Provided text
________________

Tuesday, April 7, 2009

Collage: Red, Yellow, Blue

Red
The other day I watched a bullfight on television. The man waved a man-made flag in front of a bull. It is red, they explained, for the bull. A swipe to the right and then to the left. All the while the red flag flapping in front of the man and bull. Suddenly the flag went down. So did the man. There was red everywhere. The mesh of the flag melted into the wet red that seeped through. Some colors at sometimes mean something very real, like blood or life.
Blue
"He's feeling blue right now." This is what my mother told me when I was five after my brother had left the living room with tears in his eyes. Blue? How do you feel blue? Who ever thought of saying someone feels blue? I just thought he was sad. Sometime later I had gone outside. The sky was above and blue and beautiful. Something about how very open it was, the way it could swallow me or how I could float into it without ever reaching a protective barrier made me feel strange. My thoughts returned to the life around me and the sky turned back into the ceiling I had always known. It was just blue.
Yellow
My sister had drawn my mother in  picture at school. My blonde mother had yellow crayola colored hair and lazer green eyes. Her dress was a little pink triangle, the tip touching exactly on the bottom of her circle head. I laughed because it didn't look like her. Mom's hair was blonde not yellow. So I asked her who it was. She told me mom of course. Then how come she has yellow hair I egged on. She rolled her eyes. "Crayons aren't real life," she left in a huff.

________________

Source excerpt
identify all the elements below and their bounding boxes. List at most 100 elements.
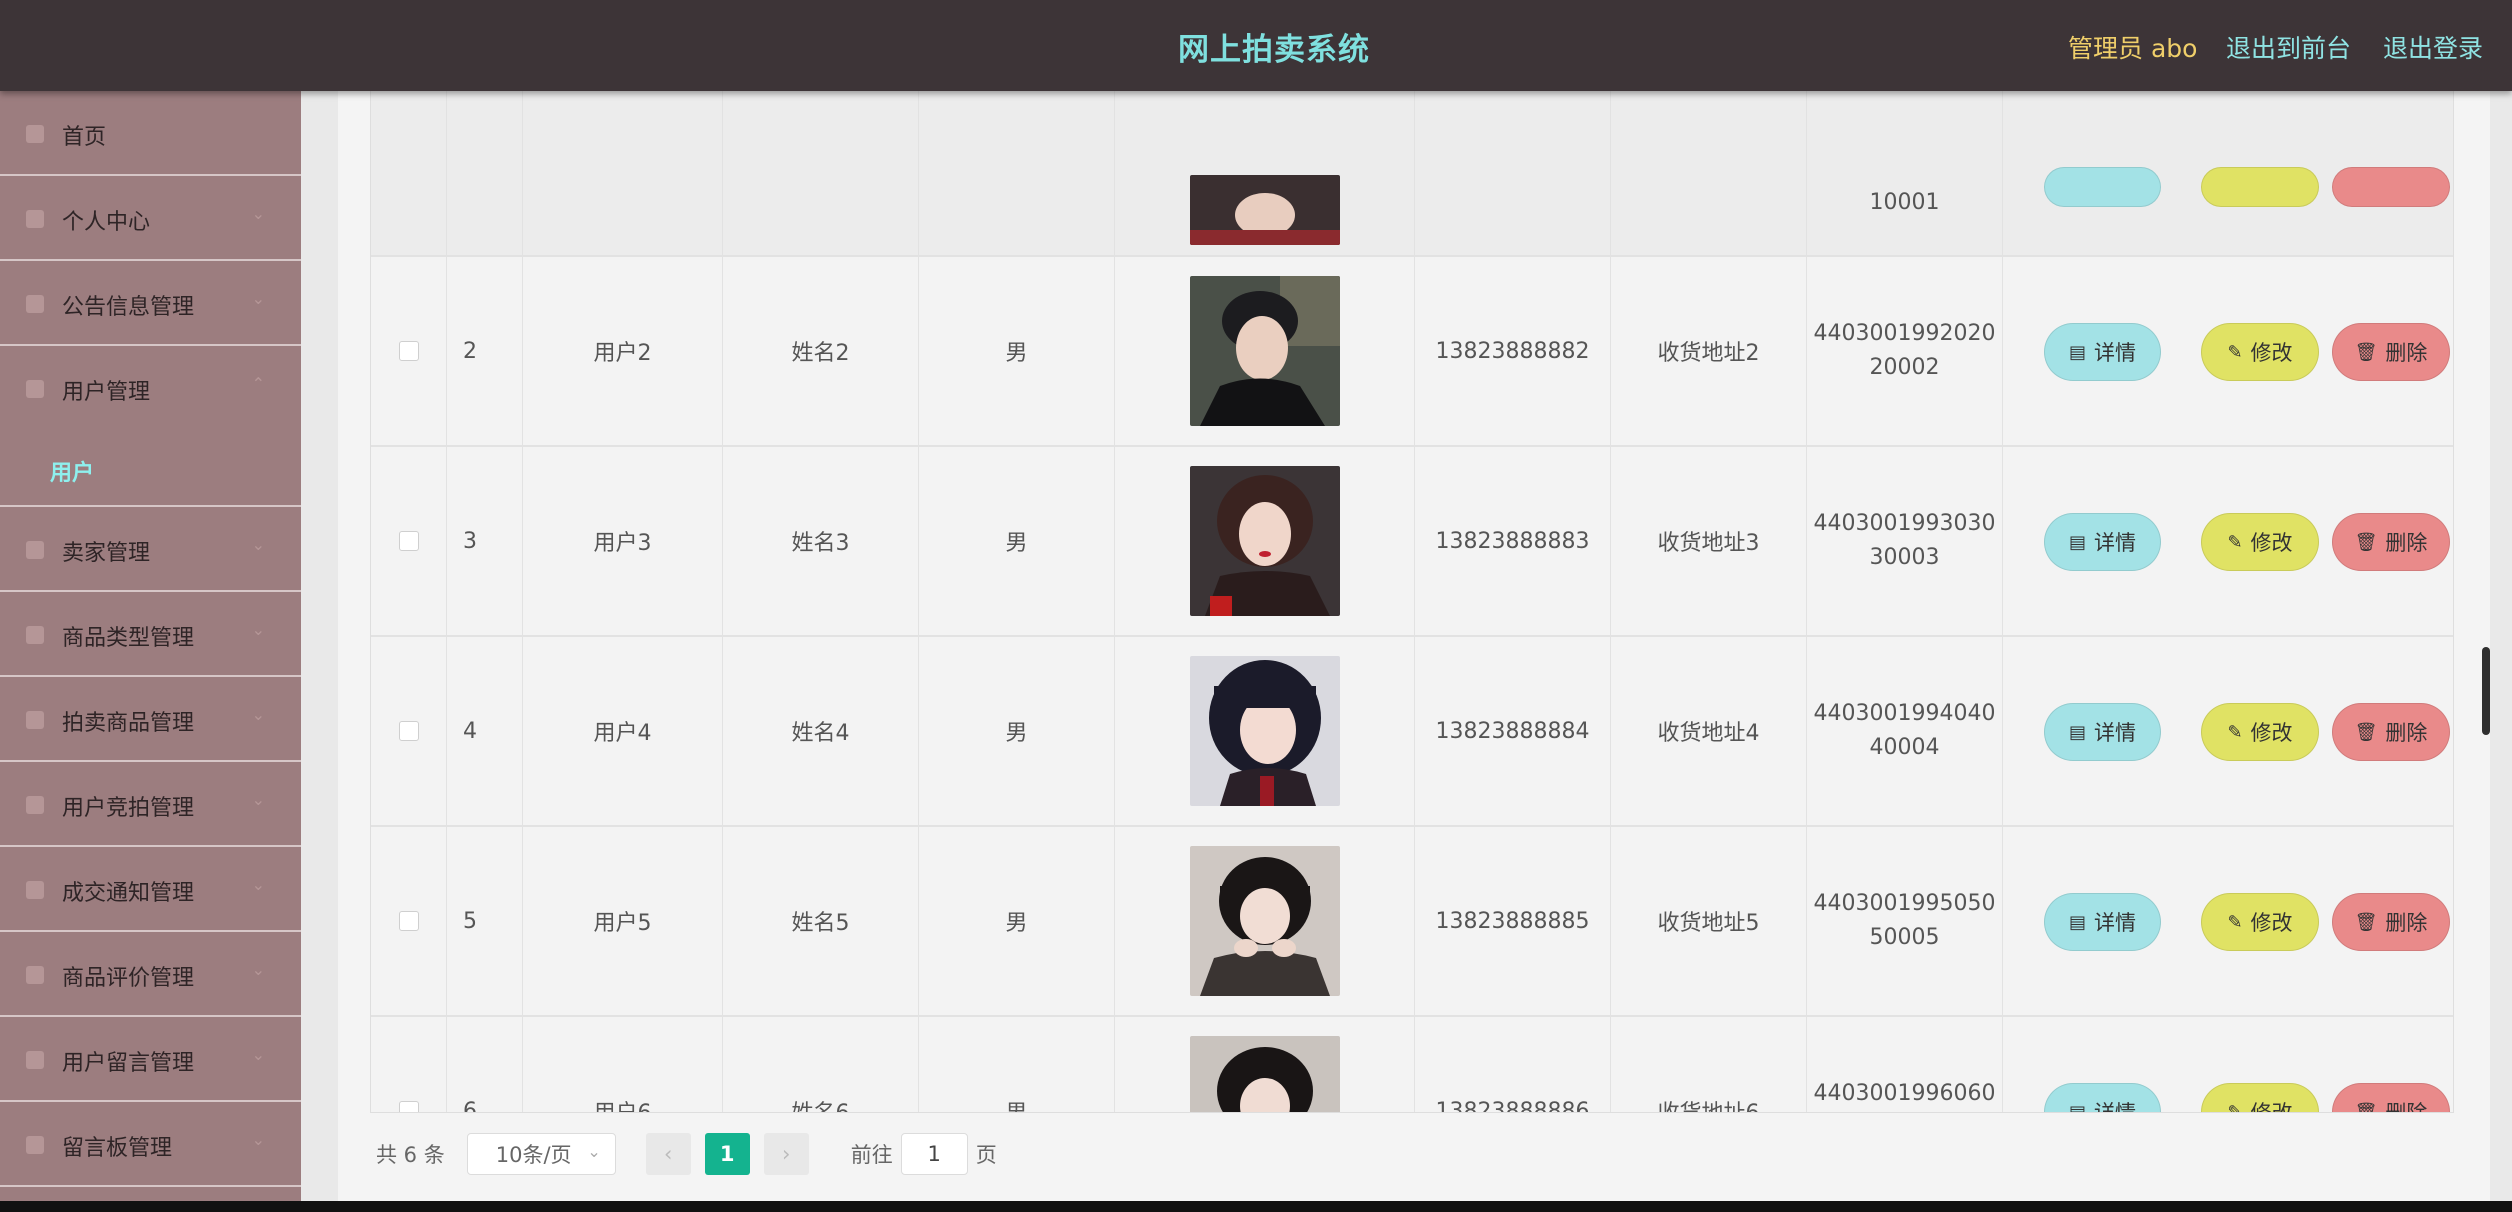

________________

Exercises
1 > Translate this sentence from the color collage into Spanish: "The sky was above and blue and beautiful."
2 > In the color collage, rewrite the passage that begins with "Tuesday, April 7, 2009" and ends with "blood or life.", changing "television" to "the internet".

Responses in order
1 > El cielo estaba arriba y era azul y hermoso.

2 >
Tuesday, April 7, 2009

Collage: Red, Yellow, Blue

Red
The other day I watched a bullfight on the internet. The man waved a man-made flag in front of a bull. It is red, they explained, for the bull. A swipe to the right and then to the left. All the while the red flag flapping in front of the man and bull. Suddenly the flag went down. So did the man. There was red everywhere. The mesh of the flag melted into the wet red that seeped through. Some colors at sometimes mean something very real, like blood or life.